◆ Required task: Transcribe the material in full. Nothing should differ except that the pictures are left out.

◆ Source material:
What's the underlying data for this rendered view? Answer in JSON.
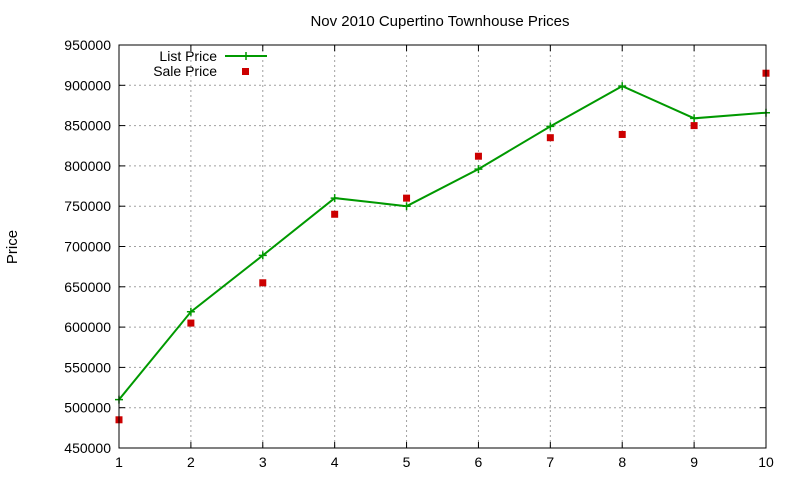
{
  "chart_data": {
    "type": "line",
    "title": "Nov 2010 Cupertino Townhouse Prices",
    "xlabel": "",
    "ylabel": "Price",
    "x": [
      1,
      2,
      3,
      4,
      5,
      6,
      7,
      8,
      9,
      10
    ],
    "xlim": [
      1,
      10
    ],
    "ylim": [
      450000,
      950000
    ],
    "xticks": [
      "1",
      "2",
      "3",
      "4",
      "5",
      "6",
      "7",
      "8",
      "9",
      "10"
    ],
    "yticks": [
      "450000",
      "500000",
      "550000",
      "600000",
      "650000",
      "700000",
      "750000",
      "800000",
      "850000",
      "900000",
      "950000"
    ],
    "grid": true,
    "legend_position": "top-left",
    "series": [
      {
        "name": "List Price",
        "style": "line+cross",
        "color": "#009900",
        "values": [
          510000,
          619000,
          689000,
          760000,
          750000,
          796000,
          849000,
          899000,
          859000,
          866000
        ]
      },
      {
        "name": "Sale Price",
        "style": "square",
        "color": "#cc0000",
        "values": [
          485000,
          605000,
          655000,
          740000,
          760000,
          812000,
          835000,
          839000,
          850000,
          915000
        ]
      }
    ]
  }
}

◆ Task output:
What's the underlying data for this rendered view? Answer in JSON.
{
  "chart_data": {
    "type": "line",
    "title": "Nov 2010 Cupertino Townhouse Prices",
    "xlabel": "",
    "ylabel": "Price",
    "x": [
      1,
      2,
      3,
      4,
      5,
      6,
      7,
      8,
      9,
      10
    ],
    "xlim": [
      1,
      10
    ],
    "ylim": [
      450000,
      950000
    ],
    "xticks": [
      "1",
      "2",
      "3",
      "4",
      "5",
      "6",
      "7",
      "8",
      "9",
      "10"
    ],
    "yticks": [
      "450000",
      "500000",
      "550000",
      "600000",
      "650000",
      "700000",
      "750000",
      "800000",
      "850000",
      "900000",
      "950000"
    ],
    "grid": true,
    "legend_position": "top-left",
    "series": [
      {
        "name": "List Price",
        "style": "line+cross",
        "color": "#009900",
        "values": [
          510000,
          619000,
          689000,
          760000,
          750000,
          796000,
          849000,
          899000,
          859000,
          866000
        ]
      },
      {
        "name": "Sale Price",
        "style": "square",
        "color": "#cc0000",
        "values": [
          485000,
          605000,
          655000,
          740000,
          760000,
          812000,
          835000,
          839000,
          850000,
          915000
        ]
      }
    ]
  }
}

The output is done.